Give every line again exactly as it appears, please, but not the pictures.

▶ _Figure dataset records_
┄┄┄┄┄┄┄┄┄┄┄┄┄┄┄┄┄┄┄┄

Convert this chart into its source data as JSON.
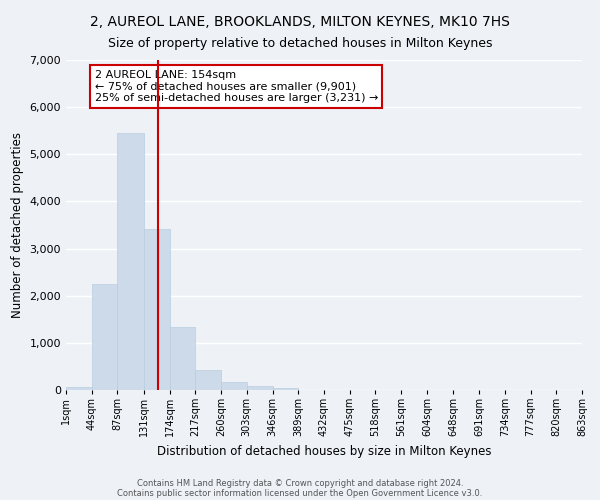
{
  "title1": "2, AUREOL LANE, BROOKLANDS, MILTON KEYNES, MK10 7HS",
  "title2": "Size of property relative to detached houses in Milton Keynes",
  "xlabel": "Distribution of detached houses by size in Milton Keynes",
  "ylabel": "Number of detached properties",
  "bar_color": "#cddaea",
  "bar_edge_color": "#b8cde0",
  "vline_color": "#cc0000",
  "vline_x": 154,
  "annotation_line1": "2 AUREOL LANE: 154sqm",
  "annotation_line2": "← 75% of detached houses are smaller (9,901)",
  "annotation_line3": "25% of semi-detached houses are larger (3,231) →",
  "annotation_box_facecolor": "#ffffff",
  "annotation_box_edge": "#cc0000",
  "footnote1": "Contains HM Land Registry data © Crown copyright and database right 2024.",
  "footnote2": "Contains public sector information licensed under the Open Government Licence v3.0.",
  "bin_edges": [
    1,
    44,
    87,
    131,
    174,
    217,
    260,
    303,
    346,
    389,
    432,
    475,
    518,
    561,
    604,
    648,
    691,
    734,
    777,
    820,
    863
  ],
  "bar_heights": [
    55,
    2250,
    5450,
    3420,
    1330,
    430,
    170,
    75,
    50,
    0,
    0,
    0,
    0,
    0,
    0,
    0,
    0,
    0,
    0,
    0
  ],
  "ylim": [
    0,
    7000
  ],
  "yticks": [
    0,
    1000,
    2000,
    3000,
    4000,
    5000,
    6000,
    7000
  ],
  "background_color": "#eef2f7",
  "grid_color": "#ffffff",
  "title1_fontsize": 10,
  "title2_fontsize": 9,
  "tick_label_fontsize": 7,
  "xlabel_fontsize": 8.5,
  "ylabel_fontsize": 8.5,
  "annotation_fontsize": 8,
  "footnote_fontsize": 6
}
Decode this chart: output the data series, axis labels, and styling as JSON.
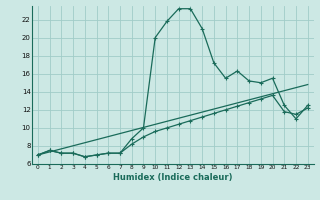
{
  "xlabel": "Humidex (Indice chaleur)",
  "bg_color": "#cce8e4",
  "grid_color": "#a0ccc8",
  "line_color": "#1a6b5a",
  "xlim": [
    -0.5,
    23.5
  ],
  "ylim": [
    6,
    23.5
  ],
  "xticks": [
    0,
    1,
    2,
    3,
    4,
    5,
    6,
    7,
    8,
    9,
    10,
    11,
    12,
    13,
    14,
    15,
    16,
    17,
    18,
    19,
    20,
    21,
    22,
    23
  ],
  "yticks": [
    6,
    8,
    10,
    12,
    14,
    16,
    18,
    20,
    22
  ],
  "curve1_x": [
    0,
    1,
    2,
    3,
    4,
    5,
    6,
    7,
    8,
    9,
    10,
    11,
    12,
    13,
    14,
    15,
    16,
    17,
    18,
    19,
    20,
    21,
    22,
    23
  ],
  "curve1_y": [
    7.0,
    7.5,
    7.2,
    7.2,
    6.8,
    7.0,
    7.2,
    7.2,
    8.8,
    10.0,
    20.0,
    21.8,
    23.2,
    23.2,
    21.0,
    17.2,
    15.5,
    16.3,
    15.2,
    15.0,
    15.5,
    12.5,
    11.0,
    12.5
  ],
  "curve2_x": [
    0,
    1,
    2,
    3,
    4,
    5,
    6,
    7,
    8,
    9,
    10,
    11,
    12,
    13,
    14,
    15,
    16,
    17,
    18,
    19,
    20,
    21,
    22,
    23
  ],
  "curve2_y": [
    7.0,
    7.5,
    7.2,
    7.2,
    6.8,
    7.0,
    7.2,
    7.2,
    8.2,
    9.0,
    9.6,
    10.0,
    10.4,
    10.8,
    11.2,
    11.6,
    12.0,
    12.4,
    12.8,
    13.2,
    13.6,
    11.8,
    11.5,
    12.2
  ],
  "line_x": [
    0,
    23
  ],
  "line_y": [
    7.0,
    14.8
  ]
}
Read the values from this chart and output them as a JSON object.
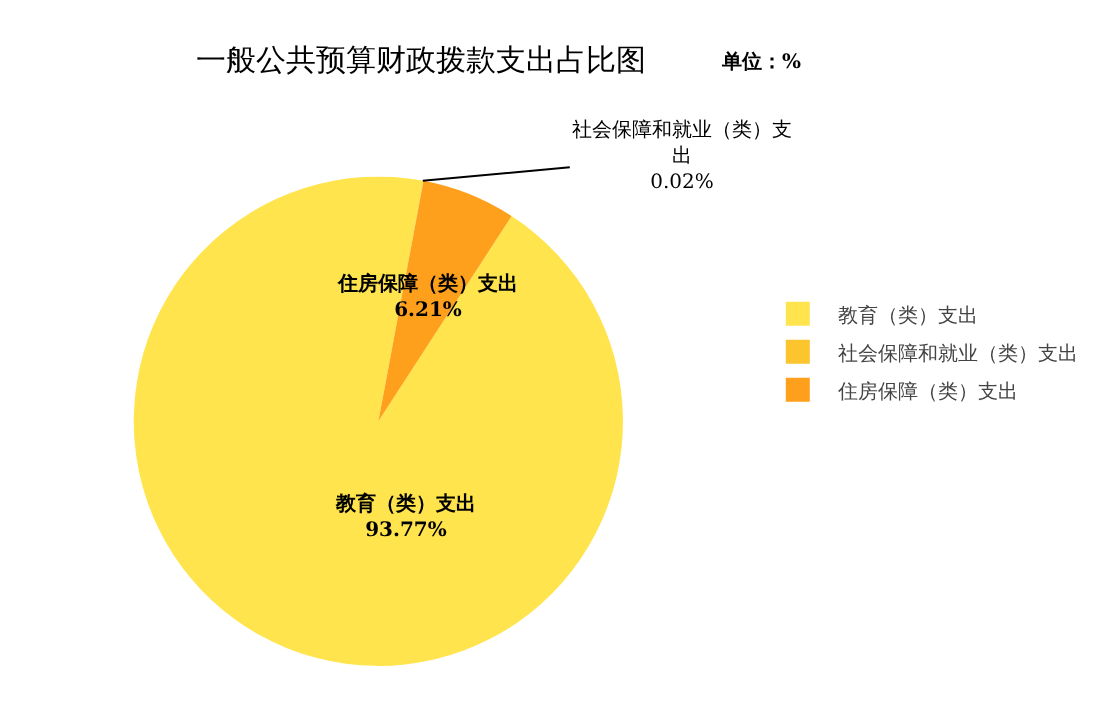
{
  "chart_data": {
    "type": "pie",
    "title": "一般公共预算财政拨款支出占比图",
    "annotations": [
      "单位：%"
    ],
    "categories": [
      "教育（类）支出",
      "社会保障和就业（类）支出",
      "住房保障（类）支出"
    ],
    "values": [
      93.77,
      0.02,
      6.21
    ],
    "value_labels": [
      "93.77%",
      "0.02%",
      "6.21%"
    ],
    "colors": [
      "#ffe44d",
      "#fcc42d",
      "#ffa01c"
    ],
    "legend": "right"
  }
}
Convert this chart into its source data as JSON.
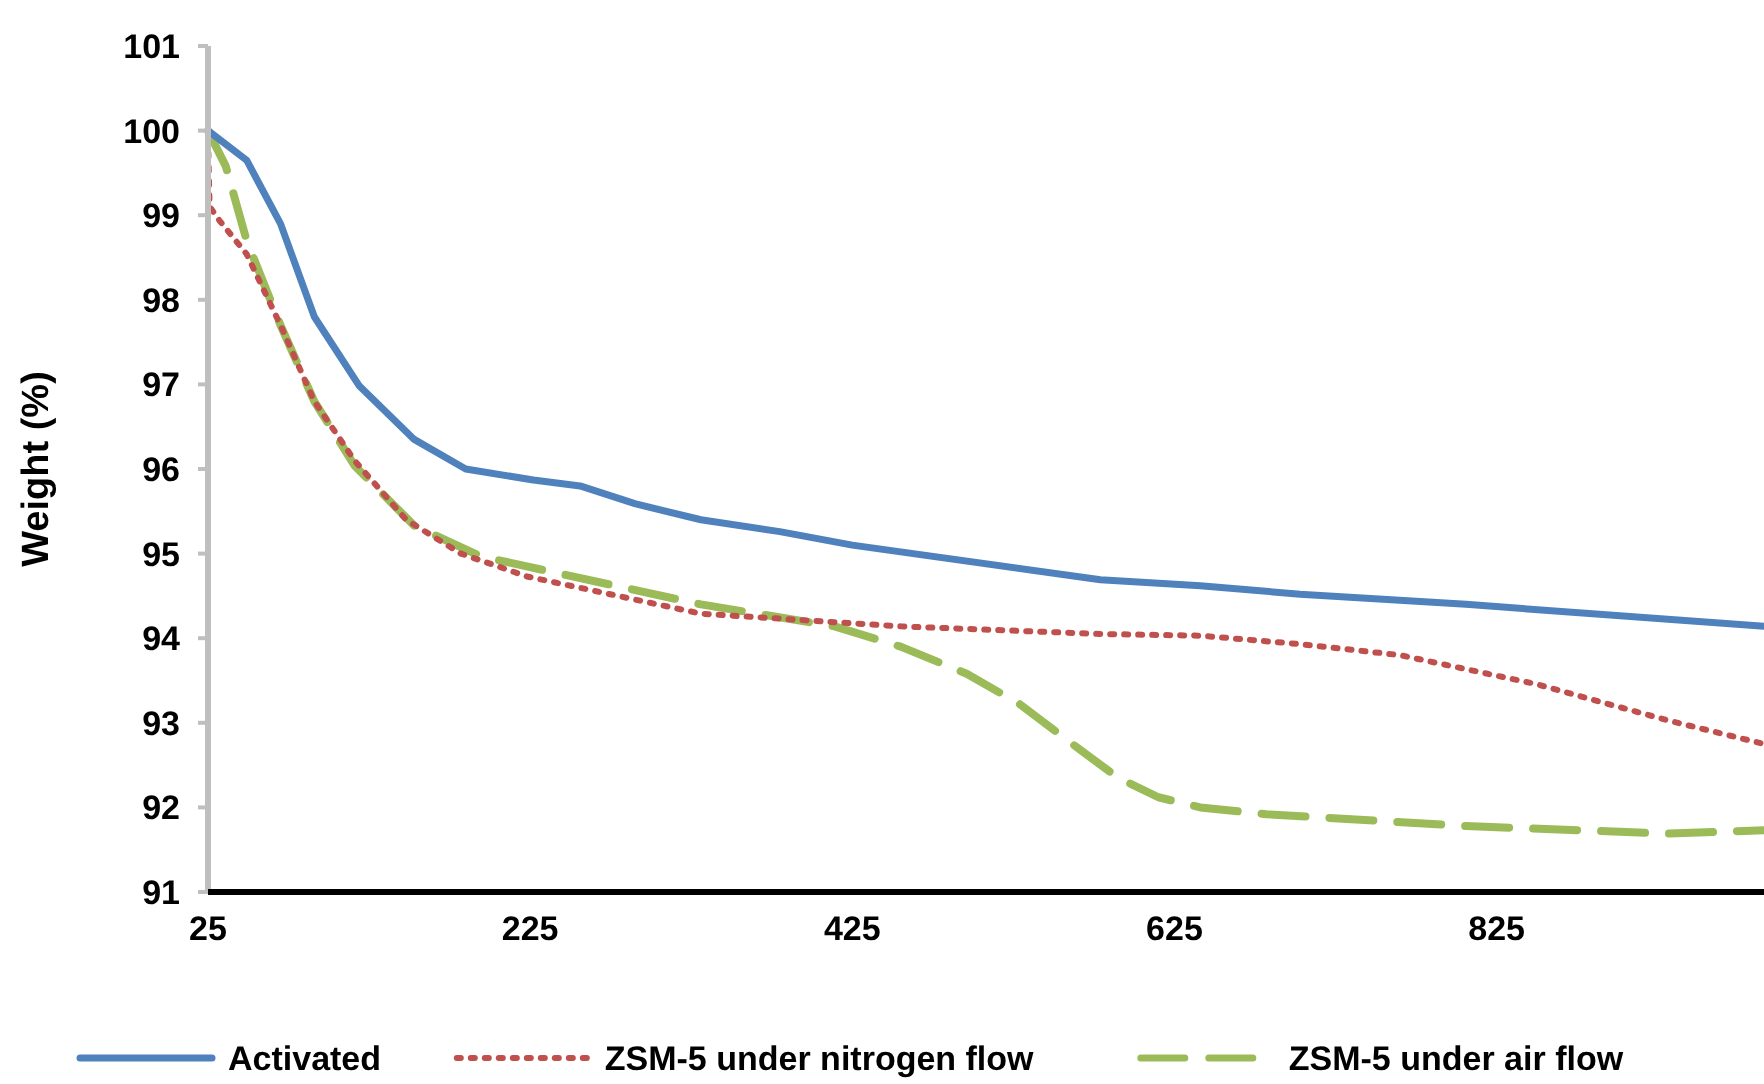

┄┄┄┄┄┄┄┄┄┄┄┄┄┄┄┄┄┄┄┄

▶ _Full solution_
Convert this chart into its source data as JSON.
{
  "title1": "2, AUREOL LANE, BROOKLANDS, MILTON KEYNES, MK10 7HS",
  "title2": "Size of property relative to detached houses in Milton Keynes",
  "xlabel": "Distribution of detached houses by size in Milton Keynes",
  "ylabel": "Number of detached properties",
  "bar_color": "#cddaea",
  "bar_edge_color": "#b8cde0",
  "vline_color": "#cc0000",
  "vline_x": 154,
  "annotation_line1": "2 AUREOL LANE: 154sqm",
  "annotation_line2": "← 75% of detached houses are smaller (9,901)",
  "annotation_line3": "25% of semi-detached houses are larger (3,231) →",
  "annotation_box_facecolor": "#ffffff",
  "annotation_box_edge": "#cc0000",
  "footnote1": "Contains HM Land Registry data © Crown copyright and database right 2024.",
  "footnote2": "Contains public sector information licensed under the Open Government Licence v3.0.",
  "bin_edges": [
    1,
    44,
    87,
    131,
    174,
    217,
    260,
    303,
    346,
    389,
    432,
    475,
    518,
    561,
    604,
    648,
    691,
    734,
    777,
    820,
    863
  ],
  "bar_heights": [
    55,
    2250,
    5450,
    3420,
    1330,
    430,
    170,
    75,
    50,
    0,
    0,
    0,
    0,
    0,
    0,
    0,
    0,
    0,
    0,
    0
  ],
  "ylim": [
    0,
    7000
  ],
  "yticks": [
    0,
    1000,
    2000,
    3000,
    4000,
    5000,
    6000,
    7000
  ],
  "background_color": "#eef2f7",
  "grid_color": "#ffffff",
  "title1_fontsize": 10,
  "title2_fontsize": 9,
  "tick_label_fontsize": 7,
  "xlabel_fontsize": 8.5,
  "ylabel_fontsize": 8.5,
  "annotation_fontsize": 8,
  "footnote_fontsize": 6
}
Decode this chart: output the data series, axis labels, and styling as JSON.
{
  "xlabel": "Humidex (Indice chaleur)",
  "bg_color": "#cce8e4",
  "grid_color": "#a0ccc8",
  "line_color": "#1a6b5a",
  "xlim": [
    -0.5,
    23.5
  ],
  "ylim": [
    6,
    23.5
  ],
  "xticks": [
    0,
    1,
    2,
    3,
    4,
    5,
    6,
    7,
    8,
    9,
    10,
    11,
    12,
    13,
    14,
    15,
    16,
    17,
    18,
    19,
    20,
    21,
    22,
    23
  ],
  "yticks": [
    6,
    8,
    10,
    12,
    14,
    16,
    18,
    20,
    22
  ],
  "curve1_x": [
    0,
    1,
    2,
    3,
    4,
    5,
    6,
    7,
    8,
    9,
    10,
    11,
    12,
    13,
    14,
    15,
    16,
    17,
    18,
    19,
    20,
    21,
    22,
    23
  ],
  "curve1_y": [
    7.0,
    7.5,
    7.2,
    7.2,
    6.8,
    7.0,
    7.2,
    7.2,
    8.8,
    10.0,
    20.0,
    21.8,
    23.2,
    23.2,
    21.0,
    17.2,
    15.5,
    16.3,
    15.2,
    15.0,
    15.5,
    12.5,
    11.0,
    12.5
  ],
  "curve2_x": [
    0,
    1,
    2,
    3,
    4,
    5,
    6,
    7,
    8,
    9,
    10,
    11,
    12,
    13,
    14,
    15,
    16,
    17,
    18,
    19,
    20,
    21,
    22,
    23
  ],
  "curve2_y": [
    7.0,
    7.5,
    7.2,
    7.2,
    6.8,
    7.0,
    7.2,
    7.2,
    8.2,
    9.0,
    9.6,
    10.0,
    10.4,
    10.8,
    11.2,
    11.6,
    12.0,
    12.4,
    12.8,
    13.2,
    13.6,
    11.8,
    11.5,
    12.2
  ],
  "line_x": [
    0,
    23
  ],
  "line_y": [
    7.0,
    14.8
  ]
}
Read the values from this chart and output them as a JSON object.
{
  "chart_data": {
    "type": "pie",
    "title": "一般公共预算财政拨款支出占比图",
    "annotations": [
      "单位：%"
    ],
    "categories": [
      "教育（类）支出",
      "社会保障和就业（类）支出",
      "住房保障（类）支出"
    ],
    "values": [
      93.77,
      0.02,
      6.21
    ],
    "value_labels": [
      "93.77%",
      "0.02%",
      "6.21%"
    ],
    "colors": [
      "#ffe44d",
      "#fcc42d",
      "#ffa01c"
    ],
    "legend": "right"
  }
}
Convert this chart into its source data as JSON.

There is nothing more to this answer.